» **MATERIAL SHOWN**

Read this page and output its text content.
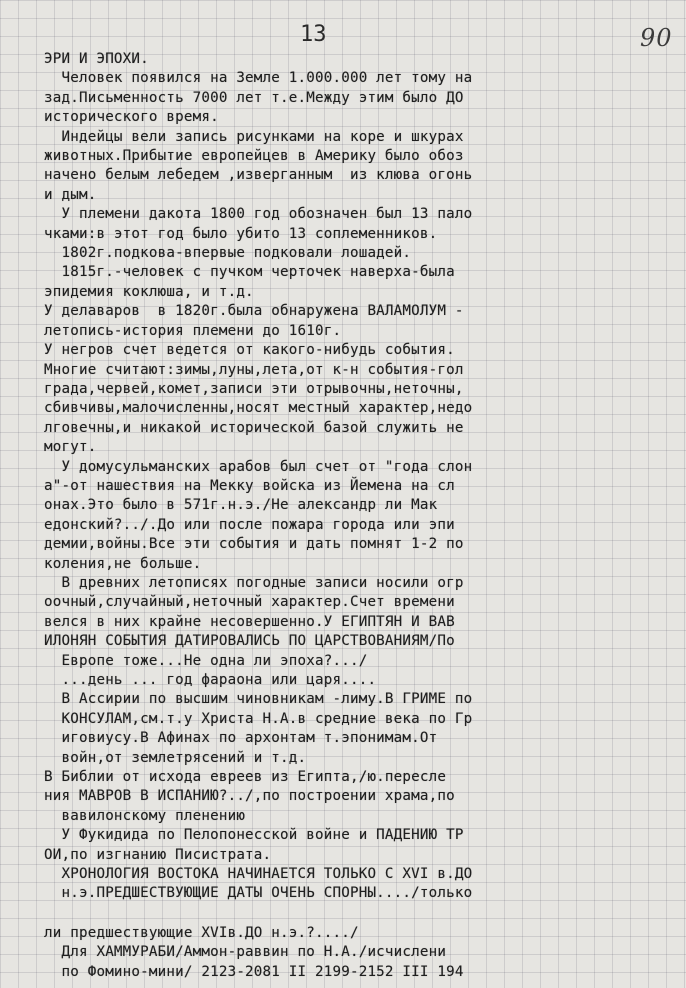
13	90
ЭРИ И ЭПОХИ.
Человек появился на Земле 1.000.000 лет тому на
зад.Письменность 7000 лет т.е.Между этим было ДО
исторического время.
Индейцы вели запись рисунками на коре и шкурах
животных.Прибытие европейцев в Америку было обоз
начено белым лебедем ,изверганным  из клюва огонь
и дым.
У племени дакота 1800 год обозначен был 13 пало
чками:в этот год было убито 13 соплеменников.
1802г.подкова-впервые подковали лошадей.
1815г.-человек с пучком черточек наверха-была
эпидемия коклюша, и т.д.
У делаваров  в 1820г.была обнаружена ВАЛАМОЛУМ -
летопись-история племени до 1610г.
У негров счет ведется от какого-нибудь события.
Многие считают:зимы,луны,лета,от к-н события-гол
града,червей,комет,записи эти отрывочны,неточны,
сбивчивы,малочисленны,носят местный характер,недо
лговечны,и никакой исторической базой служить не
могут.
У домусульманских арабов был счет от "года слон
а"-от нашествия на Мекку войска из Йемена на сл
онах.Это было в 571г.н.э./Не александр ли Мак
едонский?../.До или после пожара города или эпи
демии,войны.Все эти события и дать помнят 1-2 по
коления,не больше.
В древних летописях погодные записи носили огр
оочный,случайный,неточный характер.Счет времени
велся в них крайне несовершенно.У ЕГИПТЯН И ВАВ
ИЛОНЯН СОБЫТИЯ ДАТИРОВАЛИСЬ ПО ЦАРСТВОВАНИЯМ/По
Европе тоже...Не одна ли эпоха?.../
...день ... год фараона или царя....
В Ассирии по высшим чиновникам -лиму.В ГРИМЕ по
КОНСУЛАМ,см.т.у Христа Н.А.в средние века по Гр
иговиусу.В Афинах по архонтам т.эпонимам.От
войн,от землетрясений и т.д.
В Библии от исхода евреев из Египта,/ю.пересле
ния МАВРОВ В ИСПАНИЮ?../,по построении храма,по
вавилонскому пленению
У Фукидида по Пелопонесской войне и ПАДЕНИЮ ТР
ОИ,по изгнанию Писистрата.
ХРОНОЛОГИЯ ВОСТОКА НАЧИНАЕТСЯ ТОЛЬКО С XVI в.ДО
н.э.ПРЕДШЕСТВУЮЩИЕ ДАТЫ ОЧЕНЬ СПОРНЫ..../только
ли предшествующие XVIв.ДО н.э.?..../
Для ХАММУРАБИ/Аммон-раввин по Н.А./исчислени
по Фомино-мини/ 2123-2081 II 2199-2152 III 194
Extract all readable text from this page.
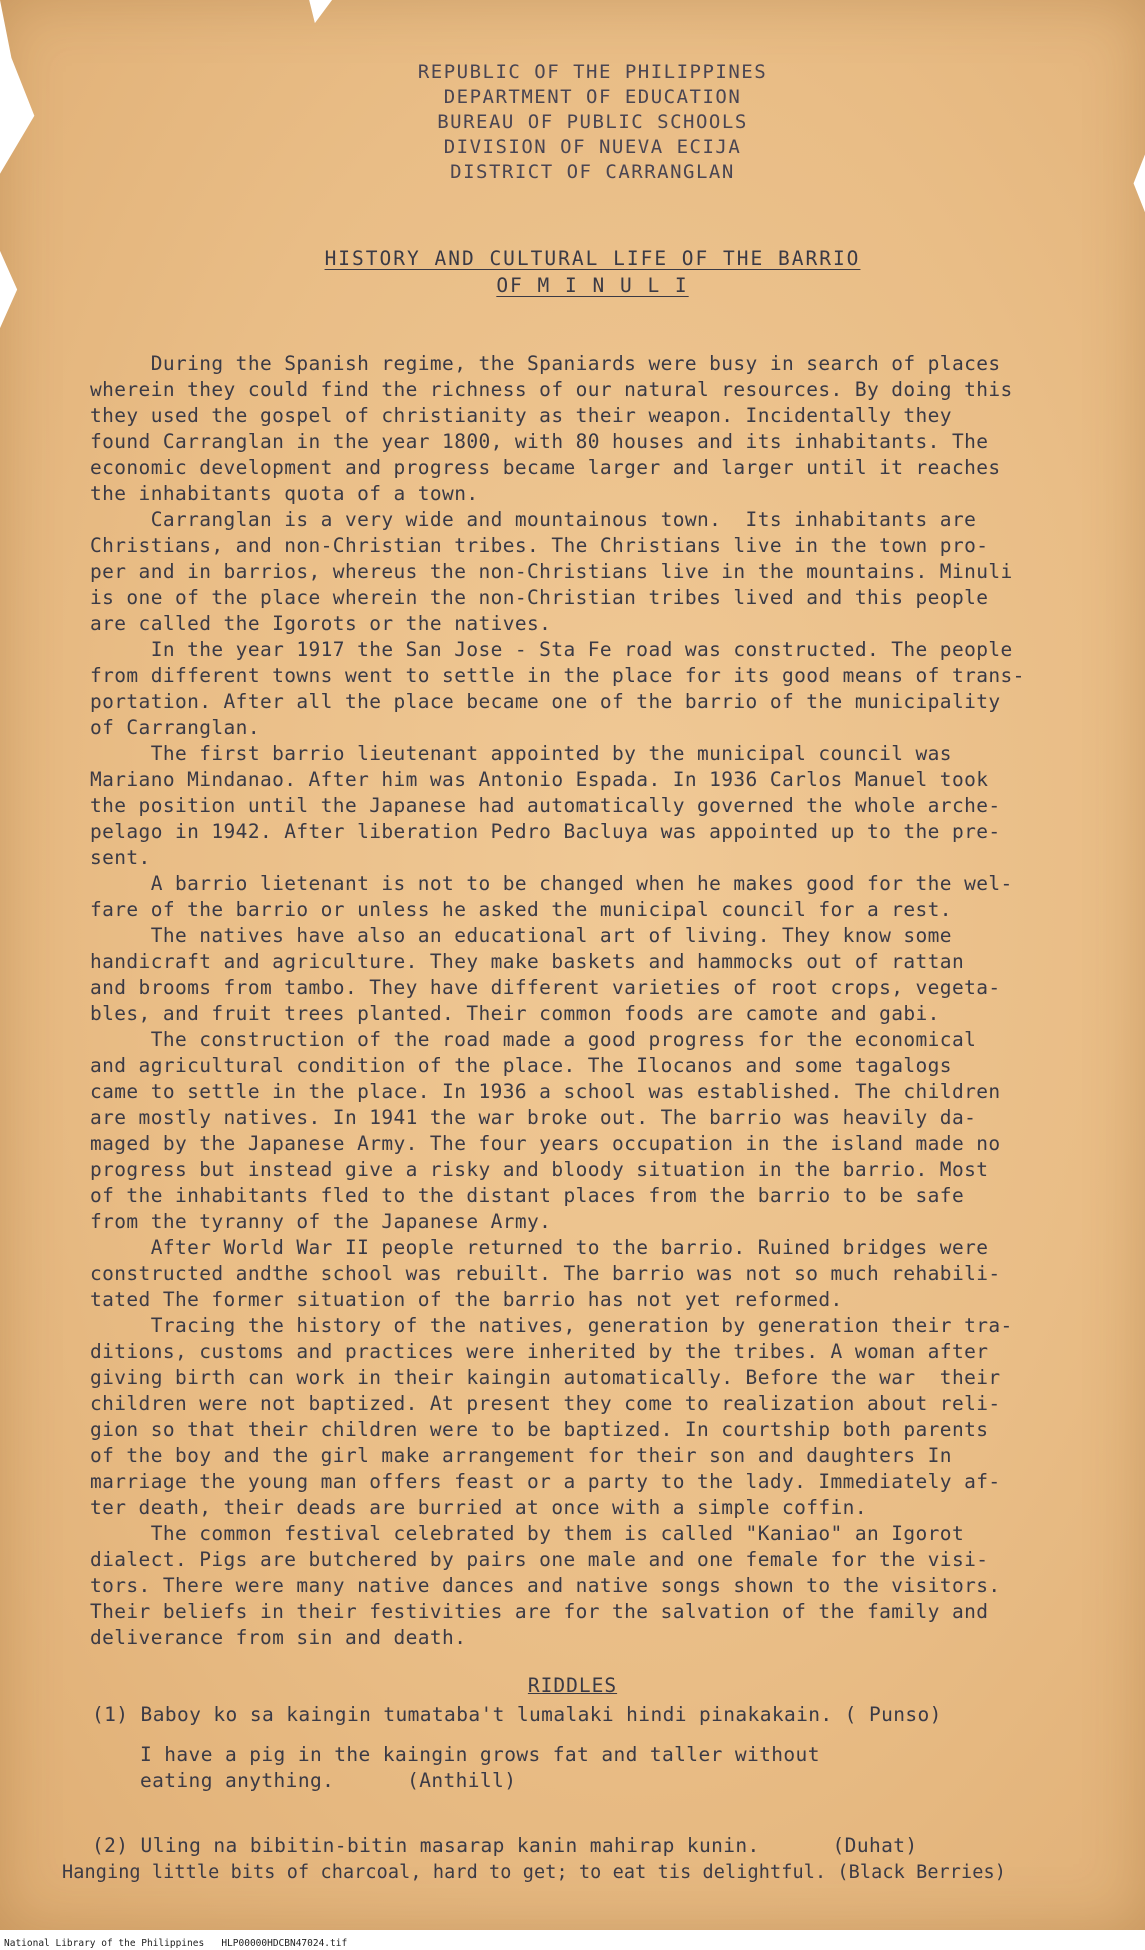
REPUBLIC OF THE PHILIPPINES
DEPARTMENT OF EDUCATION
BUREAU OF PUBLIC SCHOOLS
DIVISION OF NUEVA ECIJA
DISTRICT OF CARRANGLAN
HISTORY AND CULTURAL LIFE OF THE BARRIO
OF M I N U L I
During the Spanish regime, the Spaniards were busy in search of places
wherein they could find the richness of our natural resources. By doing this
they used the gospel of christianity as their weapon. Incidentally they
found Carranglan in the year 1800, with 80 houses and its inhabitants. The
economic development and progress became larger and larger until it reaches
the inhabitants quota of a town.
Carranglan is a very wide and mountainous town.  Its inhabitants are
Christians, and non-Christian tribes. The Christians live in the town pro-
per and in barrios, whereus the non-Christians live in the mountains. Minuli
is one of the place wherein the non-Christian tribes lived and this people
are called the Igorots or the natives.
In the year 1917 the San Jose - Sta Fe road was constructed. The people
from different towns went to settle in the place for its good means of trans-
portation. After all the place became one of the barrio of the municipality
of Carranglan.
The first barrio lieutenant appointed by the municipal council was
Mariano Mindanao. After him was Antonio Espada. In 1936 Carlos Manuel took
the position until the Japanese had automatically governed the whole arche-
pelago in 1942. After liberation Pedro Bacluya was appointed up to the pre-
sent.
A barrio lietenant is not to be changed when he makes good for the wel-
fare of the barrio or unless he asked the municipal council for a rest.
The natives have also an educational art of living. They know some
handicraft and agriculture. They make baskets and hammocks out of rattan
and brooms from tambo. They have different varieties of root crops, vegeta-
bles, and fruit trees planted. Their common foods are camote and gabi.
The construction of the road made a good progress for the economical
and agricultural condition of the place. The Ilocanos and some tagalogs
came to settle in the place. In 1936 a school was established. The children
are mostly natives. In 1941 the war broke out. The barrio was heavily da-
maged by the Japanese Army. The four years occupation in the island made no
progress but instead give a risky and bloody situation in the barrio. Most
of the inhabitants fled to the distant places from the barrio to be safe
from the tyranny of the Japanese Army.
After World War II people returned to the barrio. Ruined bridges were
constructed andthe school was rebuilt. The barrio was not so much rehabili-
tated The former situation of the barrio has not yet reformed.
Tracing the history of the natives, generation by generation their tra-
ditions, customs and practices were inherited by the tribes. A woman after
giving birth can work in their kaingin automatically. Before the war  their
children were not baptized. At present they come to realization about reli-
gion so that their children were to be baptized. In courtship both parents
of the boy and the girl make arrangement for their son and daughters In
marriage the young man offers feast or a party to the lady. Immediately af-
ter death, their deads are burried at once with a simple coffin.
The common festival celebrated by them is called "Kaniao" an Igorot
dialect. Pigs are butchered by pairs one male and one female for the visi-
tors. There were many native dances and native songs shown to the visitors.
Their beliefs in their festivities are for the salvation of the family and
deliverance from sin and death.
RIDDLES
(1) Baboy ko sa kaingin tumataba't lumalaki hindi pinakakain. ( Punso)
I have a pig in the kaingin grows fat and taller without
eating anything.      (Anthill)
(2) Uling na bibitin-bitin masarap kanin mahirap kunin.      (Duhat)
Hanging little bits of charcoal, hard to get; to eat tis delightful. (Black Berries)
National Library of the Philippines   HLP00000HDCBN47024.tif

» **WHAT IS BEING ASKED**
Exactly reproduce each record, leaving out any pictures.

» **THE COMPLETED TASK**
Read this page and output its text content.
13	90
ЭРИ И ЭПОХИ.
Человек появился на Земле 1.000.000 лет тому на
зад.Письменность 7000 лет т.е.Между этим было ДО
исторического время.
Индейцы вели запись рисунками на коре и шкурах
животных.Прибытие европейцев в Америку было обоз
начено белым лебедем ,изверганным  из клюва огонь
и дым.
У племени дакота 1800 год обозначен был 13 пало
чками:в этот год было убито 13 соплеменников.
1802г.подкова-впервые подковали лошадей.
1815г.-человек с пучком черточек наверха-была
эпидемия коклюша, и т.д.
У делаваров  в 1820г.была обнаружена ВАЛАМОЛУМ -
летопись-история племени до 1610г.
У негров счет ведется от какого-нибудь события.
Многие считают:зимы,луны,лета,от к-н события-гол
града,червей,комет,записи эти отрывочны,неточны,
сбивчивы,малочисленны,носят местный характер,недо
лговечны,и никакой исторической базой служить не
могут.
У домусульманских арабов был счет от "года слон
а"-от нашествия на Мекку войска из Йемена на сл
онах.Это было в 571г.н.э./Не александр ли Мак
едонский?../.До или после пожара города или эпи
демии,войны.Все эти события и дать помнят 1-2 по
коления,не больше.
В древних летописях погодные записи носили огр
оочный,случайный,неточный характер.Счет времени
велся в них крайне несовершенно.У ЕГИПТЯН И ВАВ
ИЛОНЯН СОБЫТИЯ ДАТИРОВАЛИСЬ ПО ЦАРСТВОВАНИЯМ/По
Европе тоже...Не одна ли эпоха?.../
...день ... год фараона или царя....
В Ассирии по высшим чиновникам -лиму.В ГРИМЕ по
КОНСУЛАМ,см.т.у Христа Н.А.в средние века по Гр
иговиусу.В Афинах по архонтам т.эпонимам.От
войн,от землетрясений и т.д.
В Библии от исхода евреев из Египта,/ю.пересле
ния МАВРОВ В ИСПАНИЮ?../,по построении храма,по
вавилонскому пленению
У Фукидида по Пелопонесской войне и ПАДЕНИЮ ТР
ОИ,по изгнанию Писистрата.
ХРОНОЛОГИЯ ВОСТОКА НАЧИНАЕТСЯ ТОЛЬКО С XVI в.ДО
н.э.ПРЕДШЕСТВУЮЩИЕ ДАТЫ ОЧЕНЬ СПОРНЫ..../только
ли предшествующие XVIв.ДО н.э.?..../
Для ХАММУРАБИ/Аммон-раввин по Н.А./исчислени
по Фомино-мини/ 2123-2081 II 2199-2152 III 194
Extract all readable text from this page.
REPUBLIC OF THE PHILIPPINES
DEPARTMENT OF EDUCATION
BUREAU OF PUBLIC SCHOOLS
DIVISION OF NUEVA ECIJA
DISTRICT OF CARRANGLAN
HISTORY AND CULTURAL LIFE OF THE BARRIO
OF M I N U L I
During the Spanish regime, the Spaniards were busy in search of places
wherein they could find the richness of our natural resources. By doing this
they used the gospel of christianity as their weapon. Incidentally they
found Carranglan in the year 1800, with 80 houses and its inhabitants. The
economic development and progress became larger and larger until it reaches
the inhabitants quota of a town.
Carranglan is a very wide and mountainous town.  Its inhabitants are
Christians, and non-Christian tribes. The Christians live in the town pro-
per and in barrios, whereus the non-Christians live in the mountains. Minuli
is one of the place wherein the non-Christian tribes lived and this people
are called the Igorots or the natives.
In the year 1917 the San Jose - Sta Fe road was constructed. The people
from different towns went to settle in the place for its good means of trans-
portation. After all the place became one of the barrio of the municipality
of Carranglan.
The first barrio lieutenant appointed by the municipal council was
Mariano Mindanao. After him was Antonio Espada. In 1936 Carlos Manuel took
the position until the Japanese had automatically governed the whole arche-
pelago in 1942. After liberation Pedro Bacluya was appointed up to the pre-
sent.
A barrio lietenant is not to be changed when he makes good for the wel-
fare of the barrio or unless he asked the municipal council for a rest.
The natives have also an educational art of living. They know some
handicraft and agriculture. They make baskets and hammocks out of rattan
and brooms from tambo. They have different varieties of root crops, vegeta-
bles, and fruit trees planted. Their common foods are camote and gabi.
The construction of the road made a good progress for the economical
and agricultural condition of the place. The Ilocanos and some tagalogs
came to settle in the place. In 1936 a school was established. The children
are mostly natives. In 1941 the war broke out. The barrio was heavily da-
maged by the Japanese Army. The four years occupation in the island made no
progress but instead give a risky and bloody situation in the barrio. Most
of the inhabitants fled to the distant places from the barrio to be safe
from the tyranny of the Japanese Army.
After World War II people returned to the barrio. Ruined bridges were
constructed andthe school was rebuilt. The barrio was not so much rehabili-
tated The former situation of the barrio has not yet reformed.
Tracing the history of the natives, generation by generation their tra-
ditions, customs and practices were inherited by the tribes. A woman after
giving birth can work in their kaingin automatically. Before the war  their
children were not baptized. At present they come to realization about reli-
gion so that their children were to be baptized. In courtship both parents
of the boy and the girl make arrangement for their son and daughters In
marriage the young man offers feast or a party to the lady. Immediately af-
ter death, their deads are burried at once with a simple coffin.
The common festival celebrated by them is called "Kaniao" an Igorot
dialect. Pigs are butchered by pairs one male and one female for the visi-
tors. There were many native dances and native songs shown to the visitors.
Their beliefs in their festivities are for the salvation of the family and
deliverance from sin and death.
RIDDLES
(1) Baboy ko sa kaingin tumataba't lumalaki hindi pinakakain. ( Punso)
I have a pig in the kaingin grows fat and taller without
eating anything.      (Anthill)
(2) Uling na bibitin-bitin masarap kanin mahirap kunin.      (Duhat)
Hanging little bits of charcoal, hard to get; to eat tis delightful. (Black Berries)
National Library of the Philippines   HLP00000HDCBN47024.tif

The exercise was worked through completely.